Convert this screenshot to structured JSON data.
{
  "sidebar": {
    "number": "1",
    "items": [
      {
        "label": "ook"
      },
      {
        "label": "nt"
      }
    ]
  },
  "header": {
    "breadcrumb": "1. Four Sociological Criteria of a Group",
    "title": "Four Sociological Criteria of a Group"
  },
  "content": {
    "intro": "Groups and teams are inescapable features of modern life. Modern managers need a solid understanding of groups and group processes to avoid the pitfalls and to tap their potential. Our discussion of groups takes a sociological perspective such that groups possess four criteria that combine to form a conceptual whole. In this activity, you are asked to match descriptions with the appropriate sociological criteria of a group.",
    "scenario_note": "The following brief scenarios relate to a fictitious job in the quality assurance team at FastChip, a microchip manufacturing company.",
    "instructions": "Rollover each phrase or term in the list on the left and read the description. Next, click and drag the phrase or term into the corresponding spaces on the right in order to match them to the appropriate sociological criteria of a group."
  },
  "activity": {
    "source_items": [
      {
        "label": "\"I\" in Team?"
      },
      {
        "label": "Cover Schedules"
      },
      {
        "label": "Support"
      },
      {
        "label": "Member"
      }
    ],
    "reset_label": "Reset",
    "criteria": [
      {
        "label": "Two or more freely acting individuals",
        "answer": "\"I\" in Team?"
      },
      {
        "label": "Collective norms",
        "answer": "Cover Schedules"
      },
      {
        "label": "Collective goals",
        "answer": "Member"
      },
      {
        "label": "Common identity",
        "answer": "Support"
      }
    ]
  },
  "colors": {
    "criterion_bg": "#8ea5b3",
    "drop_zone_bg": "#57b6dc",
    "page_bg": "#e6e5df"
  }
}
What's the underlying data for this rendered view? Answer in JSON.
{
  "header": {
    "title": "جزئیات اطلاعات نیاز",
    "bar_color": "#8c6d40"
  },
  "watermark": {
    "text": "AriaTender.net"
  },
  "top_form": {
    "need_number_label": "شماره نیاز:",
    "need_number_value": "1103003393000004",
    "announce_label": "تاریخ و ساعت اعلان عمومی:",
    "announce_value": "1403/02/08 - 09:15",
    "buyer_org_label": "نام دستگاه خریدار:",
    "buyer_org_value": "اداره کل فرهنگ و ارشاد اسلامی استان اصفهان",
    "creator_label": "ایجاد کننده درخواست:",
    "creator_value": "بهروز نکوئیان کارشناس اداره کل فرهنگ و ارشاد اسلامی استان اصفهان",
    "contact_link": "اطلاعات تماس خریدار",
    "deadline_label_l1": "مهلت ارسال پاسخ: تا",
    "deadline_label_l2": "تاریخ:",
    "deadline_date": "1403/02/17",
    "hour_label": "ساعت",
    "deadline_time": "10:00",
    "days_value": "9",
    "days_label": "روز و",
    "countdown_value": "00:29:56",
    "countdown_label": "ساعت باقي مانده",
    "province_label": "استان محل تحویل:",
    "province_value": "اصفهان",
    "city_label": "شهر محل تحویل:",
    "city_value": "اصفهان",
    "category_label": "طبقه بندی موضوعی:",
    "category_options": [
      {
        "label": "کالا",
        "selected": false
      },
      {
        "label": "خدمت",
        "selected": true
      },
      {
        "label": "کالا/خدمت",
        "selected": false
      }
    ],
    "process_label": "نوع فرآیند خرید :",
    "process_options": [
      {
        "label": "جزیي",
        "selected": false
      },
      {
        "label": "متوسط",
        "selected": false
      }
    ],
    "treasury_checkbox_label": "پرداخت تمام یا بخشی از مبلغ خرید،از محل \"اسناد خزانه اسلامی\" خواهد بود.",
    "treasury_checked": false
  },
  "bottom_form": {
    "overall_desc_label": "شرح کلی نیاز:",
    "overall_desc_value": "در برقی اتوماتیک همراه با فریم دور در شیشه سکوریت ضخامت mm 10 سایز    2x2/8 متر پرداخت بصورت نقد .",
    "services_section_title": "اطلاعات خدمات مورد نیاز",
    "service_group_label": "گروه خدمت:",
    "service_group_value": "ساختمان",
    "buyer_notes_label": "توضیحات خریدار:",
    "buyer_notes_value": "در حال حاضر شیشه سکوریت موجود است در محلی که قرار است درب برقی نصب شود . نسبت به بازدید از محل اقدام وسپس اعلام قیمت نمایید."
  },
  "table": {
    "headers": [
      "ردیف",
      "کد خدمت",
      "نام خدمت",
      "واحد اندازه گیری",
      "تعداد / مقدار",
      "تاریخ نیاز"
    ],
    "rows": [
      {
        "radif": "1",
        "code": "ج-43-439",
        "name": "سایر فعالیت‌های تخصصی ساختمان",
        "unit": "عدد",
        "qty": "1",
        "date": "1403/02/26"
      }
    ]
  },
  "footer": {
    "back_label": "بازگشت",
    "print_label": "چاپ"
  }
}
++++++++++
• WHAT TO PRODUCE:
For the data above, state only how many lines include the word "activity".

• RESPONSE TO THE TASK:
2